>>>>
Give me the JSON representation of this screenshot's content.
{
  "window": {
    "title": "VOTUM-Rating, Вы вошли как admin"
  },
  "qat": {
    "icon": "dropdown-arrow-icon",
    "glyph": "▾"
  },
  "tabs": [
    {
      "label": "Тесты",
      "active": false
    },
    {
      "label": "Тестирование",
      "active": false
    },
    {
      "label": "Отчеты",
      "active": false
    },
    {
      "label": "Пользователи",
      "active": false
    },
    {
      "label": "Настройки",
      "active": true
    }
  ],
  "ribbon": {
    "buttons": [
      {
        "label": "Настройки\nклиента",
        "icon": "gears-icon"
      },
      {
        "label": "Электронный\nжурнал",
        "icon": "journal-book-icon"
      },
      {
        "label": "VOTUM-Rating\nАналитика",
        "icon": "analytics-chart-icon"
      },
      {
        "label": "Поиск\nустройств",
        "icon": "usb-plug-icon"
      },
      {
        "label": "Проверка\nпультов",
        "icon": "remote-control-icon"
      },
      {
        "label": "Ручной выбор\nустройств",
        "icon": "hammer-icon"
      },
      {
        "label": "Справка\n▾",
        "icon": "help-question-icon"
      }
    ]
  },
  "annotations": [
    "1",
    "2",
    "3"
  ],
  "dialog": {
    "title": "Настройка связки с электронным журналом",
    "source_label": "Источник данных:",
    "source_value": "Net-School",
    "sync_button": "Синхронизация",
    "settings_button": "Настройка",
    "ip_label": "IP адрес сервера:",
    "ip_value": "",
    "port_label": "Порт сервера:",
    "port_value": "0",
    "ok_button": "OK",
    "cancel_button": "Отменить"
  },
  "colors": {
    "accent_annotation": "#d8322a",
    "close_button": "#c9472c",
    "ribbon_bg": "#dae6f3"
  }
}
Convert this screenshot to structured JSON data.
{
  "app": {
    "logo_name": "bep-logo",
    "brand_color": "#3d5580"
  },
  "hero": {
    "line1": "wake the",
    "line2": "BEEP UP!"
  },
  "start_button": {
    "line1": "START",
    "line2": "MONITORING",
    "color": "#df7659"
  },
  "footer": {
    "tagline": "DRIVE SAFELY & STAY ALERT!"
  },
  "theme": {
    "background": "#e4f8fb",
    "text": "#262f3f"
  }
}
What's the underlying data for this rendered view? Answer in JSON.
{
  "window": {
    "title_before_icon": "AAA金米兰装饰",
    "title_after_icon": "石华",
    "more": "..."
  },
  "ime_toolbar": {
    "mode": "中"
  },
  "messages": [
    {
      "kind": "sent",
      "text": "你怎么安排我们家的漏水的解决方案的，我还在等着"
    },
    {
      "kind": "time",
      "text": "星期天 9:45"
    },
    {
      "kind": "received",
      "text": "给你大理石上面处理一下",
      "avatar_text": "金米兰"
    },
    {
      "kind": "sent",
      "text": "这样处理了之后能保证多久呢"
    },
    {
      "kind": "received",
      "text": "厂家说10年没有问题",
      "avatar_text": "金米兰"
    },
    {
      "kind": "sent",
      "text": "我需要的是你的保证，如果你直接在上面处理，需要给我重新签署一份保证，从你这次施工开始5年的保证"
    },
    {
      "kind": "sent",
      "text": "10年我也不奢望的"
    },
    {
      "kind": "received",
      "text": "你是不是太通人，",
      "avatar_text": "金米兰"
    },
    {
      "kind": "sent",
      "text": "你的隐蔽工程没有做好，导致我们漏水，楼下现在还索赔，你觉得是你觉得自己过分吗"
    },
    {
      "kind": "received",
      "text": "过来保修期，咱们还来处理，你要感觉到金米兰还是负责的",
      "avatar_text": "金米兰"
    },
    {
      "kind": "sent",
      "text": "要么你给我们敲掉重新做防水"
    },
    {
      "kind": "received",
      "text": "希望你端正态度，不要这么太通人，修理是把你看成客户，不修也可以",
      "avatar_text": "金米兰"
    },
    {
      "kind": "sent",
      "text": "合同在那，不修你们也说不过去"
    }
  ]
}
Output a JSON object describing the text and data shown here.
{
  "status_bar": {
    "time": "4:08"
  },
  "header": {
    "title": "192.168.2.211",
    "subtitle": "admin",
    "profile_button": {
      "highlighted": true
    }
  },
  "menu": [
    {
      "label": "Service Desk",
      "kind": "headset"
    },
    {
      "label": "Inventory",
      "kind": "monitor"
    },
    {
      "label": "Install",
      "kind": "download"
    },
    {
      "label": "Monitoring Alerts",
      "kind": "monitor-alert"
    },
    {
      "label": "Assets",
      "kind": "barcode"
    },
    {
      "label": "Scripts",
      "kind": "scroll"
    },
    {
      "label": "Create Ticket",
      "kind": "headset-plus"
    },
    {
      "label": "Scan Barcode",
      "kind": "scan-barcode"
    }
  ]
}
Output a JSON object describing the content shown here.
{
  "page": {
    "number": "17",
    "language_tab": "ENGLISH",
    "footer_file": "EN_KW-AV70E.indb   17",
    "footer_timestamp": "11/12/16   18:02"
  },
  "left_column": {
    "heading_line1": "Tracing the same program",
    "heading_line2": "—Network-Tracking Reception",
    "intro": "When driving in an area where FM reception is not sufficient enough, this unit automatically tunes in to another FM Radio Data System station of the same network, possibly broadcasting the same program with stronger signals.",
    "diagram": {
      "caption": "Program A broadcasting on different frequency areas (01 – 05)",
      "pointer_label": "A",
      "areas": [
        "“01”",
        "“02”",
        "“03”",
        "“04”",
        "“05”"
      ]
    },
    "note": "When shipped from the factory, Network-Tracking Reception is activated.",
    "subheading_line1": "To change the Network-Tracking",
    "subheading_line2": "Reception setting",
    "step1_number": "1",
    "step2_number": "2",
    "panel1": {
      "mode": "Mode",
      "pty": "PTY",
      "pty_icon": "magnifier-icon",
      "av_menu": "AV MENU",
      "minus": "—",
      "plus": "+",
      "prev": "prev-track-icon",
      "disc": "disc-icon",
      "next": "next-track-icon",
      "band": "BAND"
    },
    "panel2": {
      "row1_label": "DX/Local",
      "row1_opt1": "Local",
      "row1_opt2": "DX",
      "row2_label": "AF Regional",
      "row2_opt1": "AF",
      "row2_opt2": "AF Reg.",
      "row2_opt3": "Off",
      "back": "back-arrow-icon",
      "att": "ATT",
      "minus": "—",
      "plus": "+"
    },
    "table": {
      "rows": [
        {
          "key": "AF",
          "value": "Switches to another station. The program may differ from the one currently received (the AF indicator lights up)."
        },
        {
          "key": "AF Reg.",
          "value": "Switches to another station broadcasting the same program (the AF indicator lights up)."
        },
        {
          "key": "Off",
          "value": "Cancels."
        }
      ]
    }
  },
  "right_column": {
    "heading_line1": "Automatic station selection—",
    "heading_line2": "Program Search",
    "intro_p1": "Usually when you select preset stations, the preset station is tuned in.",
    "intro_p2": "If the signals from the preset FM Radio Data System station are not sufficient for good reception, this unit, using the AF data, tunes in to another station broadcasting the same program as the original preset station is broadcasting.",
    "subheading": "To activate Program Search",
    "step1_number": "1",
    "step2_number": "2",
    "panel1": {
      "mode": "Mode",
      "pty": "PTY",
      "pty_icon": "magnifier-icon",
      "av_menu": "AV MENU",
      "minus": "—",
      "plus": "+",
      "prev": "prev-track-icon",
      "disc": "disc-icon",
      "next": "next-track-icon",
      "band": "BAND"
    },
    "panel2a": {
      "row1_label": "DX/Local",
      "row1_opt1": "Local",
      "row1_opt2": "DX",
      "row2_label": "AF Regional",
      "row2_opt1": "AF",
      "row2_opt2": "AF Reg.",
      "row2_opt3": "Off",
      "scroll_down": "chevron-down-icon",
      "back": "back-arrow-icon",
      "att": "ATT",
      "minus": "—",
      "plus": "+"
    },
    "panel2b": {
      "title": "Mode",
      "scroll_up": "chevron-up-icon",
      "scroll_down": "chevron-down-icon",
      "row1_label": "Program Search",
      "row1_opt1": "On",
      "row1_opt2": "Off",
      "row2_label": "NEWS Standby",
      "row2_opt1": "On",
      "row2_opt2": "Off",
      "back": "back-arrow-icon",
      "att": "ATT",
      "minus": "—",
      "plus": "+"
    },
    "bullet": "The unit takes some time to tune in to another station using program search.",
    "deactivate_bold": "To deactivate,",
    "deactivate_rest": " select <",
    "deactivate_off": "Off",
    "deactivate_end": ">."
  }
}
<<<<
* _To do_
Filter the entries down to the lines containing "Rating". Copy each of those lines.

* _Problem solution_
    "title": "VOTUM-Rating, Вы вошли как admin"
        "label": "VOTUM-Rating\nАналитика",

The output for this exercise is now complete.